Take from the listing each line that has the string "title".

"""

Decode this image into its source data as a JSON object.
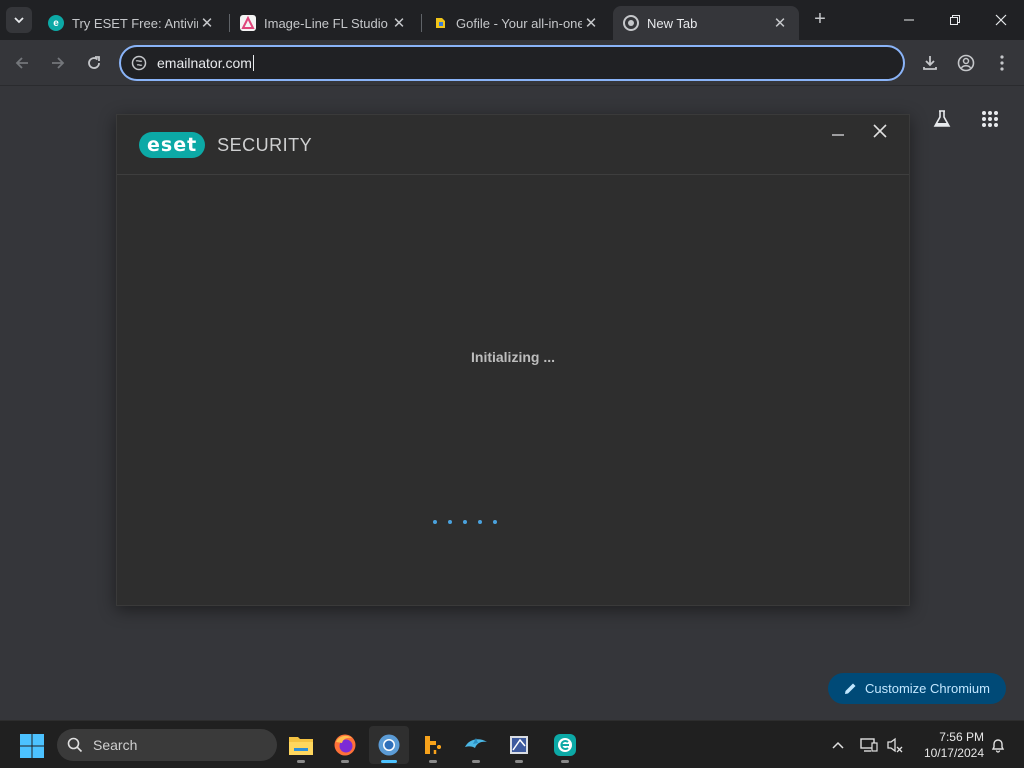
{
  "browser": {
    "tabs": [
      {
        "title": "Try ESET Free: Antivirus",
        "favicon_icon": "eset-e-icon",
        "active": false
      },
      {
        "title": "Image-Line FL Studio F",
        "favicon_icon": "image-line-icon",
        "active": false
      },
      {
        "title": "Gofile - Your all-in-one",
        "favicon_icon": "gofile-icon",
        "active": false
      },
      {
        "title": "New Tab",
        "favicon_icon": "chromium-icon",
        "active": true
      }
    ],
    "address_bar": {
      "value": "emailnator.com"
    },
    "theme_color": "#35363a"
  },
  "eset_window": {
    "brand": "eset",
    "product": "SECURITY",
    "status": "Initializing ...",
    "accent_color": "#0ca9a6"
  },
  "customize": {
    "label": "Customize Chromium"
  },
  "taskbar": {
    "search_placeholder": "Search",
    "apps": [
      "file-explorer-icon",
      "firefox-icon",
      "chromium-icon",
      "fl-studio-icon",
      "dolphin-emulator-icon",
      "app-icon",
      "eset-icon"
    ],
    "time": "7:56 PM",
    "date": "10/17/2024"
  }
}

"""

- Answer to the exercise:
        "title": "Try ESET Free: Antivirus",
        "title": "Image-Line FL Studio F",
        "title": "Gofile - Your all-in-one",
        "title": "New Tab",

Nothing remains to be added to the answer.